* Begin RECORDS *

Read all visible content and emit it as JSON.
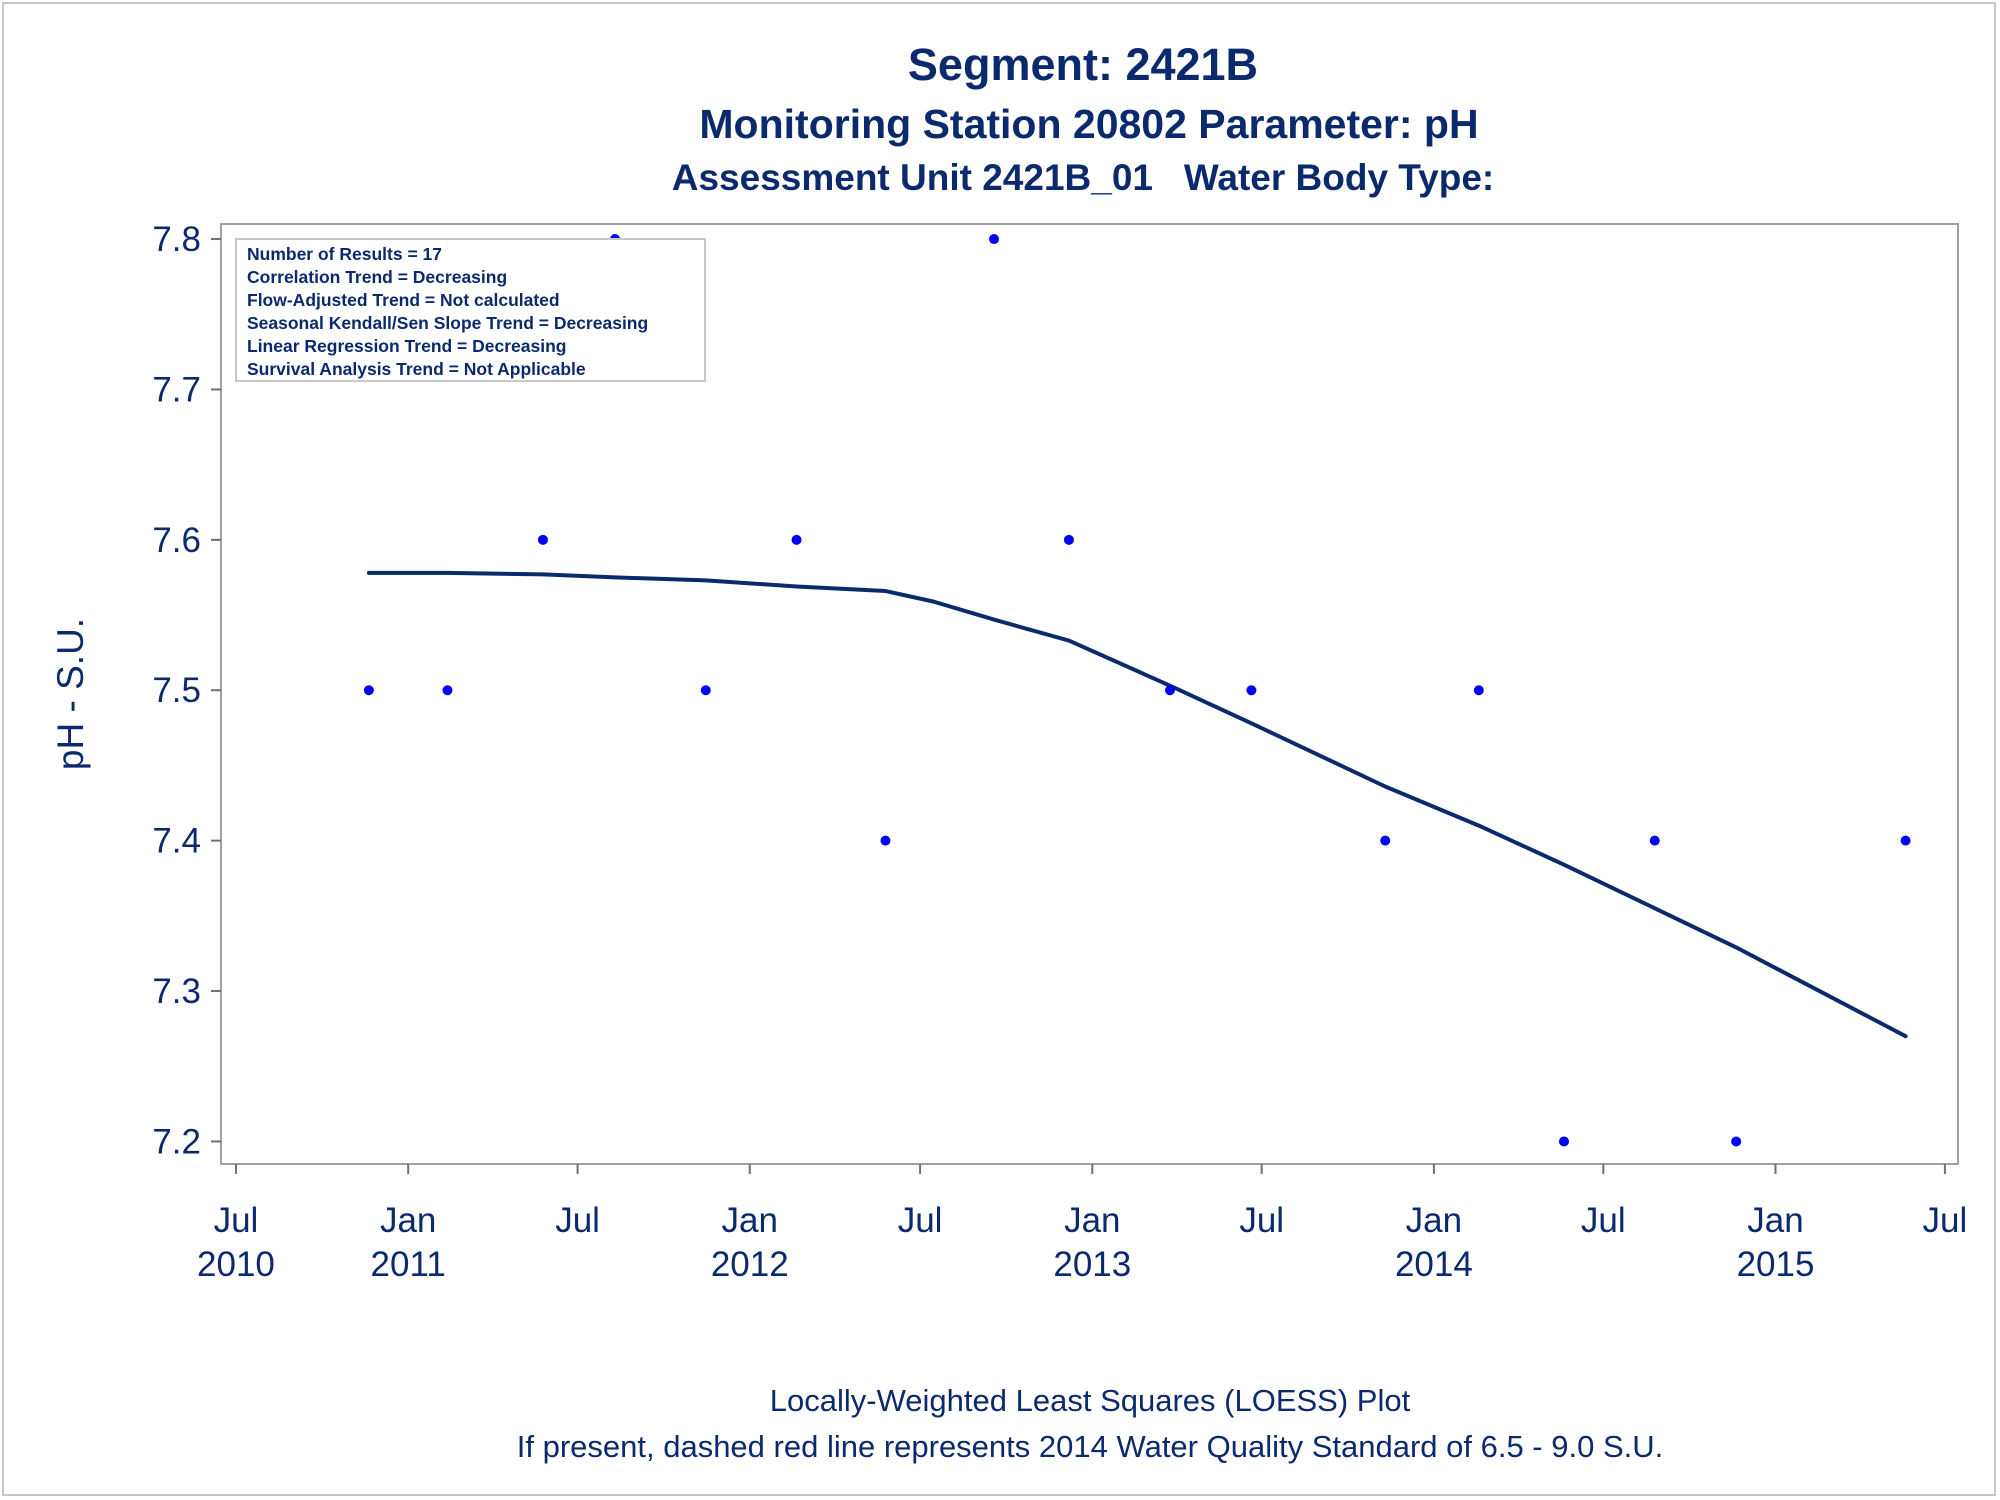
{
  "chart_data": {
    "type": "scatter",
    "title": "Segment: 2421B",
    "subtitle": "Monitoring Station 20802 Parameter: pH",
    "subtitle2": "Assessment Unit 2421B_01   Water Body Type:",
    "xlabel": "",
    "ylabel": "pH - S.U.",
    "xlim": [
      "2010-06-15",
      "2015-07-15"
    ],
    "ylim": [
      7.185,
      7.81
    ],
    "grid": false,
    "x_ticks": [
      {
        "date": "2010-07-01",
        "month": "Jul",
        "year": "2010"
      },
      {
        "date": "2011-01-01",
        "month": "Jan",
        "year": "2011"
      },
      {
        "date": "2011-07-01",
        "month": "Jul",
        "year": ""
      },
      {
        "date": "2012-01-01",
        "month": "Jan",
        "year": "2012"
      },
      {
        "date": "2012-07-01",
        "month": "Jul",
        "year": ""
      },
      {
        "date": "2013-01-01",
        "month": "Jan",
        "year": "2013"
      },
      {
        "date": "2013-07-01",
        "month": "Jul",
        "year": ""
      },
      {
        "date": "2014-01-01",
        "month": "Jan",
        "year": "2014"
      },
      {
        "date": "2014-07-01",
        "month": "Jul",
        "year": ""
      },
      {
        "date": "2015-01-01",
        "month": "Jan",
        "year": "2015"
      },
      {
        "date": "2015-07-01",
        "month": "Jul",
        "year": ""
      }
    ],
    "y_ticks": [
      "7.2",
      "7.3",
      "7.4",
      "7.5",
      "7.6",
      "7.7",
      "7.8"
    ],
    "series": [
      {
        "kind": "points",
        "color": "#0000ff",
        "points": [
          {
            "x": "2010-11-20",
            "y": 7.5
          },
          {
            "x": "2011-02-12",
            "y": 7.5
          },
          {
            "x": "2011-05-25",
            "y": 7.6
          },
          {
            "x": "2011-08-10",
            "y": 7.8
          },
          {
            "x": "2011-11-15",
            "y": 7.5
          },
          {
            "x": "2012-02-20",
            "y": 7.6
          },
          {
            "x": "2012-05-25",
            "y": 7.4
          },
          {
            "x": "2012-09-18",
            "y": 7.8
          },
          {
            "x": "2012-12-07",
            "y": 7.6
          },
          {
            "x": "2013-03-25",
            "y": 7.5
          },
          {
            "x": "2013-06-20",
            "y": 7.5
          },
          {
            "x": "2013-11-10",
            "y": 7.4
          },
          {
            "x": "2014-02-18",
            "y": 7.5
          },
          {
            "x": "2014-05-20",
            "y": 7.2
          },
          {
            "x": "2014-08-25",
            "y": 7.4
          },
          {
            "x": "2014-11-20",
            "y": 7.2
          },
          {
            "x": "2015-05-20",
            "y": 7.4
          }
        ]
      },
      {
        "kind": "loess",
        "color": "#0b2a6e",
        "points": [
          {
            "x": "2010-11-20",
            "y": 7.578
          },
          {
            "x": "2011-02-12",
            "y": 7.578
          },
          {
            "x": "2011-05-25",
            "y": 7.577
          },
          {
            "x": "2011-08-10",
            "y": 7.575
          },
          {
            "x": "2011-11-15",
            "y": 7.573
          },
          {
            "x": "2012-02-20",
            "y": 7.569
          },
          {
            "x": "2012-05-25",
            "y": 7.566
          },
          {
            "x": "2012-07-15",
            "y": 7.559
          },
          {
            "x": "2012-09-18",
            "y": 7.547
          },
          {
            "x": "2012-12-07",
            "y": 7.533
          },
          {
            "x": "2013-03-25",
            "y": 7.503
          },
          {
            "x": "2013-06-20",
            "y": 7.478
          },
          {
            "x": "2013-11-10",
            "y": 7.436
          },
          {
            "x": "2014-02-18",
            "y": 7.41
          },
          {
            "x": "2014-05-20",
            "y": 7.384
          },
          {
            "x": "2014-08-25",
            "y": 7.355
          },
          {
            "x": "2014-11-20",
            "y": 7.329
          },
          {
            "x": "2015-05-20",
            "y": 7.27
          }
        ]
      }
    ],
    "info_box": [
      "Number of Results = 17",
      "Correlation Trend = Decreasing",
      "Flow-Adjusted Trend = Not calculated",
      "Seasonal Kendall/Sen Slope Trend = Decreasing",
      "Linear Regression Trend = Decreasing",
      "Survival Analysis Trend = Not Applicable"
    ],
    "footnotes": [
      "Locally-Weighted Least Squares (LOESS) Plot",
      "If present, dashed red line represents 2014 Water Quality Standard of 6.5 - 9.0 S.U."
    ]
  }
}
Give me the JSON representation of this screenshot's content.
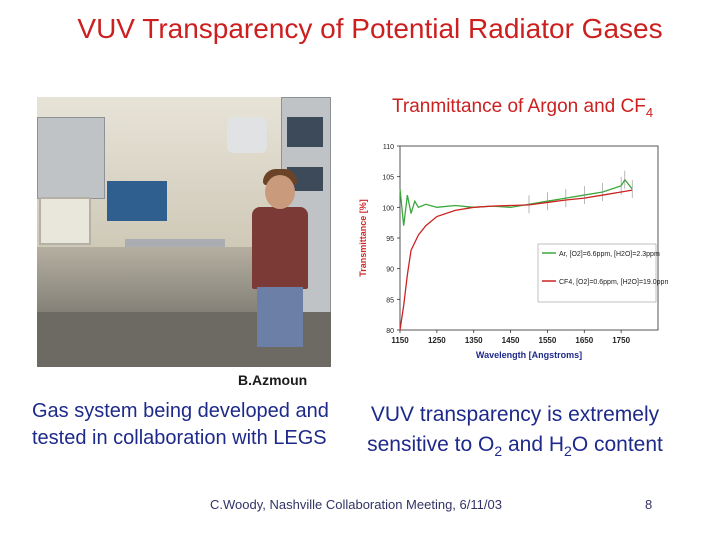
{
  "slide": {
    "title": "VUV Transparency of Potential Radiator Gases",
    "chart_caption_main": "Tranmittance of Argon and CF",
    "chart_caption_sub": "4",
    "photo_credit": "B.Azmoun",
    "left_text": "Gas system being developed and tested in collaboration with LEGS",
    "right_text_a": "VUV transparency is extremely sensitive to O",
    "right_text_sub1": "2",
    "right_text_b": " and H",
    "right_text_sub2": "2",
    "right_text_c": "O content",
    "footer": "C.Woody, Nashville Collaboration Meeting, 6/11/03",
    "page_number": "8"
  },
  "colors": {
    "title_red": "#cc1f1f",
    "body_blue": "#1e2a8a",
    "axis_label_red": "#cc2a2a",
    "argon_green": "#3aa83a",
    "cf4_red": "#cc2222"
  },
  "chart_data": {
    "type": "line",
    "xlabel": "Wavelength [Angstroms]",
    "ylabel": "Transmittance [%]",
    "xlim": [
      1150,
      1850
    ],
    "ylim": [
      80,
      110
    ],
    "xticks": [
      "1150",
      "1250",
      "1350",
      "1450",
      "1550",
      "1650",
      "1750"
    ],
    "xtick_values": [
      1150,
      1250,
      1350,
      1450,
      1550,
      1650,
      1750
    ],
    "yticks": [
      "80",
      "85",
      "90",
      "95",
      "100",
      "105",
      "110"
    ],
    "ytick_values": [
      80,
      85,
      90,
      95,
      100,
      105,
      110
    ],
    "legend_position": "center-right",
    "series": [
      {
        "name": "Ar, [O2]=6.6ppm, [H2O]=2.3ppm",
        "color": "#3aa83a",
        "x": [
          1150,
          1160,
          1170,
          1180,
          1190,
          1200,
          1220,
          1250,
          1300,
          1350,
          1400,
          1450,
          1500,
          1550,
          1600,
          1650,
          1700,
          1750,
          1760,
          1780
        ],
        "y": [
          103,
          97,
          102,
          99,
          101,
          100,
          100.5,
          100,
          100.3,
          100,
          100.2,
          100,
          100.5,
          101,
          101.5,
          102,
          102.5,
          103.5,
          104.5,
          103
        ]
      },
      {
        "name": "CF4, [O2]=0.6ppm, [H2O]=19.0ppm",
        "color": "#cc2222",
        "x": [
          1150,
          1160,
          1170,
          1180,
          1200,
          1220,
          1250,
          1300,
          1350,
          1400,
          1450,
          1500,
          1550,
          1600,
          1650,
          1700,
          1750,
          1780
        ],
        "y": [
          80,
          84,
          89,
          93,
          95.5,
          97,
          98.5,
          99.5,
          100,
          100.2,
          100.3,
          100.4,
          100.8,
          101.2,
          101.5,
          102,
          102.5,
          102.8
        ]
      }
    ]
  }
}
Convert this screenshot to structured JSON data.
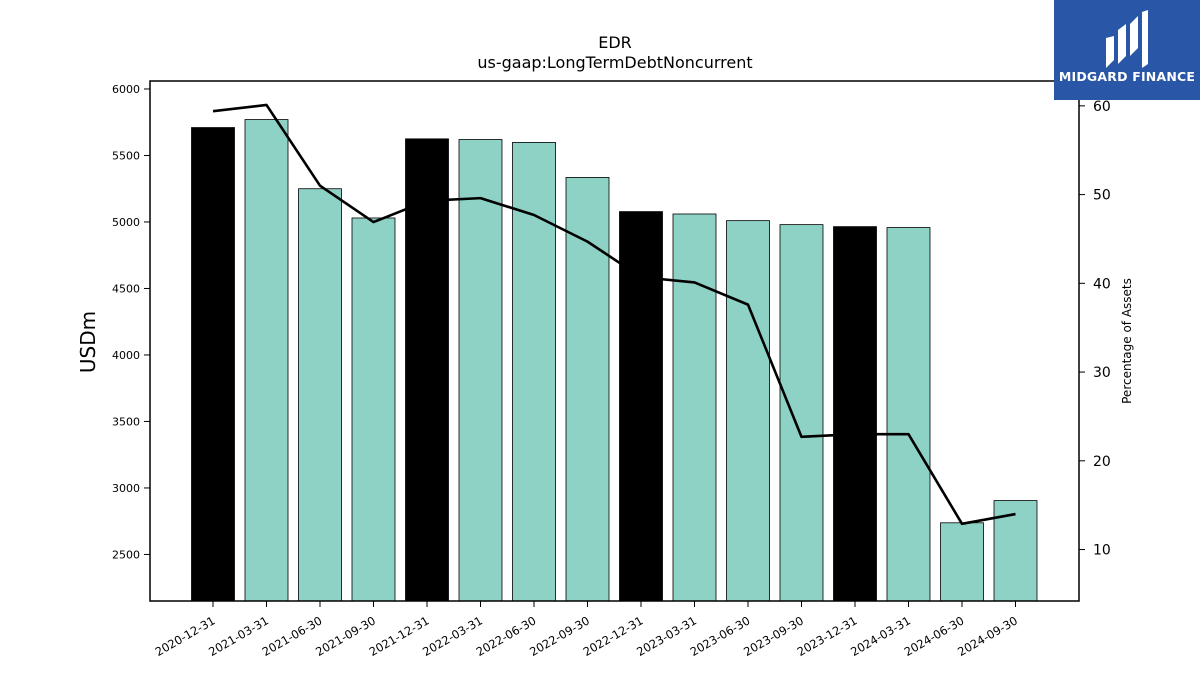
{
  "brand": {
    "name": "MIDGARD FINANCE"
  },
  "chart_data": {
    "type": "bar",
    "title": "EDR",
    "subtitle": "us-gaap:LongTermDebtNoncurrent",
    "ylabel": "USDm",
    "y2label": "Percentage of Assets",
    "ylim": [
      2150,
      6060
    ],
    "y2lim": [
      4.2,
      62.8
    ],
    "yticks": [
      2500,
      3000,
      3500,
      4000,
      4500,
      5000,
      5500,
      6000
    ],
    "y2ticks": [
      10,
      20,
      30,
      40,
      50,
      60
    ],
    "categories": [
      "2020-12-31",
      "2021-03-31",
      "2021-06-30",
      "2021-09-30",
      "2021-12-31",
      "2022-03-31",
      "2022-06-30",
      "2022-09-30",
      "2022-12-31",
      "2023-03-31",
      "2023-06-30",
      "2023-09-30",
      "2023-12-31",
      "2024-03-31",
      "2024-06-30",
      "2024-09-30"
    ],
    "series": [
      {
        "type": "bar",
        "values": [
          5710,
          5770,
          5250,
          5030,
          5625,
          5620,
          5598,
          5335,
          5078,
          5060,
          5010,
          4980,
          4965,
          4958,
          2738,
          2905
        ]
      },
      {
        "type": "line",
        "axis": "right",
        "values": [
          59.4,
          60.1,
          51.0,
          46.9,
          49.3,
          49.6,
          47.7,
          44.7,
          40.7,
          40.1,
          37.6,
          22.7,
          23.0,
          23.0,
          12.9,
          14.0
        ]
      }
    ],
    "bar_colors": [
      "#000000",
      "#8ed2c6",
      "#8ed2c6",
      "#8ed2c6",
      "#000000",
      "#8ed2c6",
      "#8ed2c6",
      "#8ed2c6",
      "#000000",
      "#8ed2c6",
      "#8ed2c6",
      "#8ed2c6",
      "#000000",
      "#8ed2c6",
      "#8ed2c6",
      "#8ed2c6"
    ],
    "line_color": "#000000",
    "grid": false,
    "legend": "none"
  }
}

* End RECORDS *

### INSTRUCTIONS FOR THE TASK
Find the word "Trend" in the data and copy out each line where it turns up.

### SOLUTION TO THIS PROBLEM
      "Correlation Trend = Decreasing",
      "Flow-Adjusted Trend = Not calculated",
      "Seasonal Kendall/Sen Slope Trend = Decreasing",
      "Linear Regression Trend = Decreasing",
      "Survival Analysis Trend = Not Applicable"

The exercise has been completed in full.